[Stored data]
- - - -

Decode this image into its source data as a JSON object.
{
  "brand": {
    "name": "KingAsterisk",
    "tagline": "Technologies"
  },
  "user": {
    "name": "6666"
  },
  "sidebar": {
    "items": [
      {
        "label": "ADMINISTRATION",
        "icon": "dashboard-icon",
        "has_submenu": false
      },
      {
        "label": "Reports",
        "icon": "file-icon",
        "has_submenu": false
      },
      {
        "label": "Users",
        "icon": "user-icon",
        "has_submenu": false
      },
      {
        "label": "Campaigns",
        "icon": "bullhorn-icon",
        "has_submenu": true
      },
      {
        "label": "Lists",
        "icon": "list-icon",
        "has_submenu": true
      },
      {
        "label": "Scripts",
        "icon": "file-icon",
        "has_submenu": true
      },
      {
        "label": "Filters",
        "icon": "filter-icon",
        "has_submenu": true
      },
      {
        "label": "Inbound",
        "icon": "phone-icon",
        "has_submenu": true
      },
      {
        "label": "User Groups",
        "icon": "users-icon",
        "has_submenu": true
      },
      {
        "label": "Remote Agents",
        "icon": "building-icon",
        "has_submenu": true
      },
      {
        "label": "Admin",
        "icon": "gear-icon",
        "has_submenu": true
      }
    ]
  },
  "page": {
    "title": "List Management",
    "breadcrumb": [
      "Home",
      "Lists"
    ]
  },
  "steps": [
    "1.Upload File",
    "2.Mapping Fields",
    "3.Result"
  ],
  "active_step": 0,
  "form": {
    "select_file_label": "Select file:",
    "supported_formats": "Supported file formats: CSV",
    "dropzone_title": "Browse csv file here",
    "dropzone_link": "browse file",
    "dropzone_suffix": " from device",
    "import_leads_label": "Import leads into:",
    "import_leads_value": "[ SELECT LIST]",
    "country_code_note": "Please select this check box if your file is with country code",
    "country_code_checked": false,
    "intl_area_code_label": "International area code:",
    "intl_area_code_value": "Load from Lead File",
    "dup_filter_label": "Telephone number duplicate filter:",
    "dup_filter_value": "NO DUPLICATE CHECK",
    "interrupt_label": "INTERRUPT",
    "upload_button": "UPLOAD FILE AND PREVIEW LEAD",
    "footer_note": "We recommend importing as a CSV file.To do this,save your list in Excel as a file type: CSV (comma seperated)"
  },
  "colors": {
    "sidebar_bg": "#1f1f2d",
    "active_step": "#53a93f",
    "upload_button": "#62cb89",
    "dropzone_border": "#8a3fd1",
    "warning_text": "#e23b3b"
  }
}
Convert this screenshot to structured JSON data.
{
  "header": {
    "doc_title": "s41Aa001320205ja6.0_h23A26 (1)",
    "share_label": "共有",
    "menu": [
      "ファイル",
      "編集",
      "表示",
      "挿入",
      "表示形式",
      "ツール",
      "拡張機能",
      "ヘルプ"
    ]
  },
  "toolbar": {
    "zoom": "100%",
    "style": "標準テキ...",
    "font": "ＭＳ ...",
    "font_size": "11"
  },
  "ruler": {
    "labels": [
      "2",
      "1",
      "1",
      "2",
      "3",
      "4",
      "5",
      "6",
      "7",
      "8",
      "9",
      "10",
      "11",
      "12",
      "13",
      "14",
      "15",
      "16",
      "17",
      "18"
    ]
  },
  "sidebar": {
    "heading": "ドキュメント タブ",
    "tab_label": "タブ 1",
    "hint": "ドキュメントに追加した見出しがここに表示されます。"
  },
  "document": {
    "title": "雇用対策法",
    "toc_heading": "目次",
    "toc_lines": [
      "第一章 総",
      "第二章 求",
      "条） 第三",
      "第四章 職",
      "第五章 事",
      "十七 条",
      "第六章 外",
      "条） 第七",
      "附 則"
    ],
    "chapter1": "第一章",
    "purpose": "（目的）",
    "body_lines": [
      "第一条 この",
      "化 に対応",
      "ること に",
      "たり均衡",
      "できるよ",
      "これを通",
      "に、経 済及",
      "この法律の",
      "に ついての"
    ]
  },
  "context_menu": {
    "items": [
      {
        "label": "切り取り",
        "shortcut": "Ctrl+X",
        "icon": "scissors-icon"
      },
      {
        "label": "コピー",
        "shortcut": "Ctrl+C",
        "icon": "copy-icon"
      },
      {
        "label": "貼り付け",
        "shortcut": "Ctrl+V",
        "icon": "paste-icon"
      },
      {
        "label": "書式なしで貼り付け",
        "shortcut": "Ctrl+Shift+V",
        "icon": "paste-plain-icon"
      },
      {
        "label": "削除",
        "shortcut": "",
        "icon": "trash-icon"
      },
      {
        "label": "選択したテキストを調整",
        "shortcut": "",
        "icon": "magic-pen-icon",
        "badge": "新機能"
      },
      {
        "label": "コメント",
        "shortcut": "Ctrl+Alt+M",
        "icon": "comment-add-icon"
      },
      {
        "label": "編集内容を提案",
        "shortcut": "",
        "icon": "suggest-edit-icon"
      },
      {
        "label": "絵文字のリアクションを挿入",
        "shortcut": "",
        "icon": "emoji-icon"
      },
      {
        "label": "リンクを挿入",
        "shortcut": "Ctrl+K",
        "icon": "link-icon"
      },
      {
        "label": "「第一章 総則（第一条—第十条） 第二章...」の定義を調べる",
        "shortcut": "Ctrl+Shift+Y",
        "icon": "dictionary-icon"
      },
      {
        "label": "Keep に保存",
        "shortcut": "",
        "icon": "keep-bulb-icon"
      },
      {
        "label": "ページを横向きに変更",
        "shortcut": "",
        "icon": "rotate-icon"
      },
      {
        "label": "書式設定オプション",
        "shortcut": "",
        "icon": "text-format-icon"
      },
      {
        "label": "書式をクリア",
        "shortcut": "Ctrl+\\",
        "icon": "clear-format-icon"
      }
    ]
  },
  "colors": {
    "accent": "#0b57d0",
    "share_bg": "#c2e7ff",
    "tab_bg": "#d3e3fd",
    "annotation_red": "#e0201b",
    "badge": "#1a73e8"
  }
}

- - - -

■ REQUIRED TASK:
Copy all of the data. Keep every word exactly as it is.

■ CORRECT RESPONSE:
Decode this image into its source data as a JSON object.
{
  "brand": {
    "name": "KingAsterisk",
    "tagline": "Technologies"
  },
  "user": {
    "name": "6666"
  },
  "sidebar": {
    "items": [
      {
        "label": "ADMINISTRATION",
        "icon": "dashboard-icon",
        "has_submenu": false
      },
      {
        "label": "Reports",
        "icon": "file-icon",
        "has_submenu": false
      },
      {
        "label": "Users",
        "icon": "user-icon",
        "has_submenu": false
      },
      {
        "label": "Campaigns",
        "icon": "bullhorn-icon",
        "has_submenu": true
      },
      {
        "label": "Lists",
        "icon": "list-icon",
        "has_submenu": true
      },
      {
        "label": "Scripts",
        "icon": "file-icon",
        "has_submenu": true
      },
      {
        "label": "Filters",
        "icon": "filter-icon",
        "has_submenu": true
      },
      {
        "label": "Inbound",
        "icon": "phone-icon",
        "has_submenu": true
      },
      {
        "label": "User Groups",
        "icon": "users-icon",
        "has_submenu": true
      },
      {
        "label": "Remote Agents",
        "icon": "building-icon",
        "has_submenu": true
      },
      {
        "label": "Admin",
        "icon": "gear-icon",
        "has_submenu": true
      }
    ]
  },
  "page": {
    "title": "List Management",
    "breadcrumb": [
      "Home",
      "Lists"
    ]
  },
  "steps": [
    "1.Upload File",
    "2.Mapping Fields",
    "3.Result"
  ],
  "active_step": 0,
  "form": {
    "select_file_label": "Select file:",
    "supported_formats": "Supported file formats: CSV",
    "dropzone_title": "Browse csv file here",
    "dropzone_link": "browse file",
    "dropzone_suffix": " from device",
    "import_leads_label": "Import leads into:",
    "import_leads_value": "[ SELECT LIST]",
    "country_code_note": "Please select this check box if your file is with country code",
    "country_code_checked": false,
    "intl_area_code_label": "International area code:",
    "intl_area_code_value": "Load from Lead File",
    "dup_filter_label": "Telephone number duplicate filter:",
    "dup_filter_value": "NO DUPLICATE CHECK",
    "interrupt_label": "INTERRUPT",
    "upload_button": "UPLOAD FILE AND PREVIEW LEAD",
    "footer_note": "We recommend importing as a CSV file.To do this,save your list in Excel as a file type: CSV (comma seperated)"
  },
  "colors": {
    "sidebar_bg": "#1f1f2d",
    "active_step": "#53a93f",
    "upload_button": "#62cb89",
    "dropzone_border": "#8a3fd1",
    "warning_text": "#e23b3b"
  }
}
Convert this screenshot to structured JSON data.
{
  "header": {
    "doc_title": "s41Aa001320205ja6.0_h23A26 (1)",
    "share_label": "共有",
    "menu": [
      "ファイル",
      "編集",
      "表示",
      "挿入",
      "表示形式",
      "ツール",
      "拡張機能",
      "ヘルプ"
    ]
  },
  "toolbar": {
    "zoom": "100%",
    "style": "標準テキ...",
    "font": "ＭＳ ...",
    "font_size": "11"
  },
  "ruler": {
    "labels": [
      "2",
      "1",
      "1",
      "2",
      "3",
      "4",
      "5",
      "6",
      "7",
      "8",
      "9",
      "10",
      "11",
      "12",
      "13",
      "14",
      "15",
      "16",
      "17",
      "18"
    ]
  },
  "sidebar": {
    "heading": "ドキュメント タブ",
    "tab_label": "タブ 1",
    "hint": "ドキュメントに追加した見出しがここに表示されます。"
  },
  "document": {
    "title": "雇用対策法",
    "toc_heading": "目次",
    "toc_lines": [
      "第一章 総",
      "第二章 求",
      "条） 第三",
      "第四章 職",
      "第五章 事",
      "十七 条",
      "第六章 外",
      "条） 第七",
      "附 則"
    ],
    "chapter1": "第一章",
    "purpose": "（目的）",
    "body_lines": [
      "第一条 この",
      "化 に対応",
      "ること に",
      "たり均衡",
      "できるよ",
      "これを通",
      "に、経 済及",
      "この法律の",
      "に ついての"
    ]
  },
  "context_menu": {
    "items": [
      {
        "label": "切り取り",
        "shortcut": "Ctrl+X",
        "icon": "scissors-icon"
      },
      {
        "label": "コピー",
        "shortcut": "Ctrl+C",
        "icon": "copy-icon"
      },
      {
        "label": "貼り付け",
        "shortcut": "Ctrl+V",
        "icon": "paste-icon"
      },
      {
        "label": "書式なしで貼り付け",
        "shortcut": "Ctrl+Shift+V",
        "icon": "paste-plain-icon"
      },
      {
        "label": "削除",
        "shortcut": "",
        "icon": "trash-icon"
      },
      {
        "label": "選択したテキストを調整",
        "shortcut": "",
        "icon": "magic-pen-icon",
        "badge": "新機能"
      },
      {
        "label": "コメント",
        "shortcut": "Ctrl+Alt+M",
        "icon": "comment-add-icon"
      },
      {
        "label": "編集内容を提案",
        "shortcut": "",
        "icon": "suggest-edit-icon"
      },
      {
        "label": "絵文字のリアクションを挿入",
        "shortcut": "",
        "icon": "emoji-icon"
      },
      {
        "label": "リンクを挿入",
        "shortcut": "Ctrl+K",
        "icon": "link-icon"
      },
      {
        "label": "「第一章 総則（第一条—第十条） 第二章...」の定義を調べる",
        "shortcut": "Ctrl+Shift+Y",
        "icon": "dictionary-icon"
      },
      {
        "label": "Keep に保存",
        "shortcut": "",
        "icon": "keep-bulb-icon"
      },
      {
        "label": "ページを横向きに変更",
        "shortcut": "",
        "icon": "rotate-icon"
      },
      {
        "label": "書式設定オプション",
        "shortcut": "",
        "icon": "text-format-icon"
      },
      {
        "label": "書式をクリア",
        "shortcut": "Ctrl+\\",
        "icon": "clear-format-icon"
      }
    ]
  },
  "colors": {
    "accent": "#0b57d0",
    "share_bg": "#c2e7ff",
    "tab_bg": "#d3e3fd",
    "annotation_red": "#e0201b",
    "badge": "#1a73e8"
  }
}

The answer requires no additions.